Copy out every record below, word for word.
___ Data records ___
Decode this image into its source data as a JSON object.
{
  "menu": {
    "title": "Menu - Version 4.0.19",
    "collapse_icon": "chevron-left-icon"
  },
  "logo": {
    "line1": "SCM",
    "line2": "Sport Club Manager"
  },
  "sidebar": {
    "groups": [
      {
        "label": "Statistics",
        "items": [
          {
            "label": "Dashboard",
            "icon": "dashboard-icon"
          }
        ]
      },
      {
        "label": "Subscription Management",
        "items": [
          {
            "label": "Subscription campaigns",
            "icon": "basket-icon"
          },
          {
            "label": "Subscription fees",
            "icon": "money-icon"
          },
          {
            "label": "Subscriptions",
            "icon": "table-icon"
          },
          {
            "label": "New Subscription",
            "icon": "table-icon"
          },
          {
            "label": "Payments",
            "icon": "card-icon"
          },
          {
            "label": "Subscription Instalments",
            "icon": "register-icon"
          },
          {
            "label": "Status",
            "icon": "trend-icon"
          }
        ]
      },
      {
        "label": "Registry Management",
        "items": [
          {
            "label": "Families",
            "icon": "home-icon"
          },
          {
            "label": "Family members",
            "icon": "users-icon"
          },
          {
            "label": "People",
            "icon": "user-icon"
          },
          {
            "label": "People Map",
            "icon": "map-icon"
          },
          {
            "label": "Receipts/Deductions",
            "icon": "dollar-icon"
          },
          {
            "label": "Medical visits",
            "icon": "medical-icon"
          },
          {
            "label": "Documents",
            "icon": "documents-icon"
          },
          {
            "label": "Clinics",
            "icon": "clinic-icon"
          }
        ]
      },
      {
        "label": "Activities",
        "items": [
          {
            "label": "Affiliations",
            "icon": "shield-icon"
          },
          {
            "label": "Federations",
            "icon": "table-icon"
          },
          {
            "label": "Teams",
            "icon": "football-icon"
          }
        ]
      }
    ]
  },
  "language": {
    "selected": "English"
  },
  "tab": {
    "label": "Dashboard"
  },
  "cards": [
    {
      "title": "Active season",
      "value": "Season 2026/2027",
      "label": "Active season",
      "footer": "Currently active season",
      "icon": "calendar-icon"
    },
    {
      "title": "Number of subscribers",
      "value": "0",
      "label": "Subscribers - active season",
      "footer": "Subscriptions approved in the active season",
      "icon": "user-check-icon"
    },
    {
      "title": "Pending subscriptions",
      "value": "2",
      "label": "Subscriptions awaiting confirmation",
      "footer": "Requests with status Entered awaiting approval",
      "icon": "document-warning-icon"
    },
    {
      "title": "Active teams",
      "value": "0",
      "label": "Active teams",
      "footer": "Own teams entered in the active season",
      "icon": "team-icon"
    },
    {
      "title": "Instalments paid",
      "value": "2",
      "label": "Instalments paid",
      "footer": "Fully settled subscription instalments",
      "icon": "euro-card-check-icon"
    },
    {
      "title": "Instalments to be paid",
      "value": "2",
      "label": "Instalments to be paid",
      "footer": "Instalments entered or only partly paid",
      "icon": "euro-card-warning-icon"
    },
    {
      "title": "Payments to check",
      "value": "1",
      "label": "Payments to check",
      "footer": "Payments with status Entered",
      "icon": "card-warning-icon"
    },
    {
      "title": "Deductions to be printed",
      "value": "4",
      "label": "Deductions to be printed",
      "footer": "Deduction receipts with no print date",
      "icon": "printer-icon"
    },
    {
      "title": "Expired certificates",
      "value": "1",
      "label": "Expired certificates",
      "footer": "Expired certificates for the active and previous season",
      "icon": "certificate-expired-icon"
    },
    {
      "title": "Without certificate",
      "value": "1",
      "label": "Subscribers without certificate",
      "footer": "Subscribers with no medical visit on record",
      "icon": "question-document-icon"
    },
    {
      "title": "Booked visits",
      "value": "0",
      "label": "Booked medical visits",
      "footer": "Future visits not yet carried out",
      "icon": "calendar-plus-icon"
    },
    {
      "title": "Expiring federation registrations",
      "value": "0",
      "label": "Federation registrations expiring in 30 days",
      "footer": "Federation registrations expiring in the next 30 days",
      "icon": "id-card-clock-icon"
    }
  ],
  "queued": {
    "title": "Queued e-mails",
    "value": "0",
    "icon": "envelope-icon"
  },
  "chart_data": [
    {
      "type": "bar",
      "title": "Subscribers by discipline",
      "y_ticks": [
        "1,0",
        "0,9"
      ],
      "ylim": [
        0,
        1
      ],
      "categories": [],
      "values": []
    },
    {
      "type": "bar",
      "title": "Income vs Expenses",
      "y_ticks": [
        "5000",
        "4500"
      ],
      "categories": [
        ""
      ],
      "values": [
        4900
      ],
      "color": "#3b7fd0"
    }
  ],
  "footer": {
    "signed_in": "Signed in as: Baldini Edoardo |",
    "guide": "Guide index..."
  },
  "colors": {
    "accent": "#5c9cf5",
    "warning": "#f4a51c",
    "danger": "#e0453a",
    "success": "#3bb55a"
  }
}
___
_Task response:_
Decode this image into its source data as a JSON object.
{
  "menu": {
    "title": "Menu - Version 4.0.19",
    "collapse_icon": "chevron-left-icon"
  },
  "logo": {
    "line1": "SCM",
    "line2": "Sport Club Manager"
  },
  "sidebar": {
    "groups": [
      {
        "label": "Statistics",
        "items": [
          {
            "label": "Dashboard",
            "icon": "dashboard-icon"
          }
        ]
      },
      {
        "label": "Subscription Management",
        "items": [
          {
            "label": "Subscription campaigns",
            "icon": "basket-icon"
          },
          {
            "label": "Subscription fees",
            "icon": "money-icon"
          },
          {
            "label": "Subscriptions",
            "icon": "table-icon"
          },
          {
            "label": "New Subscription",
            "icon": "table-icon"
          },
          {
            "label": "Payments",
            "icon": "card-icon"
          },
          {
            "label": "Subscription Instalments",
            "icon": "register-icon"
          },
          {
            "label": "Status",
            "icon": "trend-icon"
          }
        ]
      },
      {
        "label": "Registry Management",
        "items": [
          {
            "label": "Families",
            "icon": "home-icon"
          },
          {
            "label": "Family members",
            "icon": "users-icon"
          },
          {
            "label": "People",
            "icon": "user-icon"
          },
          {
            "label": "People Map",
            "icon": "map-icon"
          },
          {
            "label": "Receipts/Deductions",
            "icon": "dollar-icon"
          },
          {
            "label": "Medical visits",
            "icon": "medical-icon"
          },
          {
            "label": "Documents",
            "icon": "documents-icon"
          },
          {
            "label": "Clinics",
            "icon": "clinic-icon"
          }
        ]
      },
      {
        "label": "Activities",
        "items": [
          {
            "label": "Affiliations",
            "icon": "shield-icon"
          },
          {
            "label": "Federations",
            "icon": "table-icon"
          },
          {
            "label": "Teams",
            "icon": "football-icon"
          }
        ]
      }
    ]
  },
  "language": {
    "selected": "English"
  },
  "tab": {
    "label": "Dashboard"
  },
  "cards": [
    {
      "title": "Active season",
      "value": "Season 2026/2027",
      "label": "Active season",
      "footer": "Currently active season",
      "icon": "calendar-icon"
    },
    {
      "title": "Number of subscribers",
      "value": "0",
      "label": "Subscribers - active season",
      "footer": "Subscriptions approved in the active season",
      "icon": "user-check-icon"
    },
    {
      "title": "Pending subscriptions",
      "value": "2",
      "label": "Subscriptions awaiting confirmation",
      "footer": "Requests with status Entered awaiting approval",
      "icon": "document-warning-icon"
    },
    {
      "title": "Active teams",
      "value": "0",
      "label": "Active teams",
      "footer": "Own teams entered in the active season",
      "icon": "team-icon"
    },
    {
      "title": "Instalments paid",
      "value": "2",
      "label": "Instalments paid",
      "footer": "Fully settled subscription instalments",
      "icon": "euro-card-check-icon"
    },
    {
      "title": "Instalments to be paid",
      "value": "2",
      "label": "Instalments to be paid",
      "footer": "Instalments entered or only partly paid",
      "icon": "euro-card-warning-icon"
    },
    {
      "title": "Payments to check",
      "value": "1",
      "label": "Payments to check",
      "footer": "Payments with status Entered",
      "icon": "card-warning-icon"
    },
    {
      "title": "Deductions to be printed",
      "value": "4",
      "label": "Deductions to be printed",
      "footer": "Deduction receipts with no print date",
      "icon": "printer-icon"
    },
    {
      "title": "Expired certificates",
      "value": "1",
      "label": "Expired certificates",
      "footer": "Expired certificates for the active and previous season",
      "icon": "certificate-expired-icon"
    },
    {
      "title": "Without certificate",
      "value": "1",
      "label": "Subscribers without certificate",
      "footer": "Subscribers with no medical visit on record",
      "icon": "question-document-icon"
    },
    {
      "title": "Booked visits",
      "value": "0",
      "label": "Booked medical visits",
      "footer": "Future visits not yet carried out",
      "icon": "calendar-plus-icon"
    },
    {
      "title": "Expiring federation registrations",
      "value": "0",
      "label": "Federation registrations expiring in 30 days",
      "footer": "Federation registrations expiring in the next 30 days",
      "icon": "id-card-clock-icon"
    }
  ],
  "queued": {
    "title": "Queued e-mails",
    "value": "0",
    "icon": "envelope-icon"
  },
  "chart_data": [
    {
      "type": "bar",
      "title": "Subscribers by discipline",
      "y_ticks": [
        "1,0",
        "0,9"
      ],
      "ylim": [
        0,
        1
      ],
      "categories": [],
      "values": []
    },
    {
      "type": "bar",
      "title": "Income vs Expenses",
      "y_ticks": [
        "5000",
        "4500"
      ],
      "categories": [
        ""
      ],
      "values": [
        4900
      ],
      "color": "#3b7fd0"
    }
  ],
  "footer": {
    "signed_in": "Signed in as: Baldini Edoardo |",
    "guide": "Guide index..."
  },
  "colors": {
    "accent": "#5c9cf5",
    "warning": "#f4a51c",
    "danger": "#e0453a",
    "success": "#3bb55a"
  }
}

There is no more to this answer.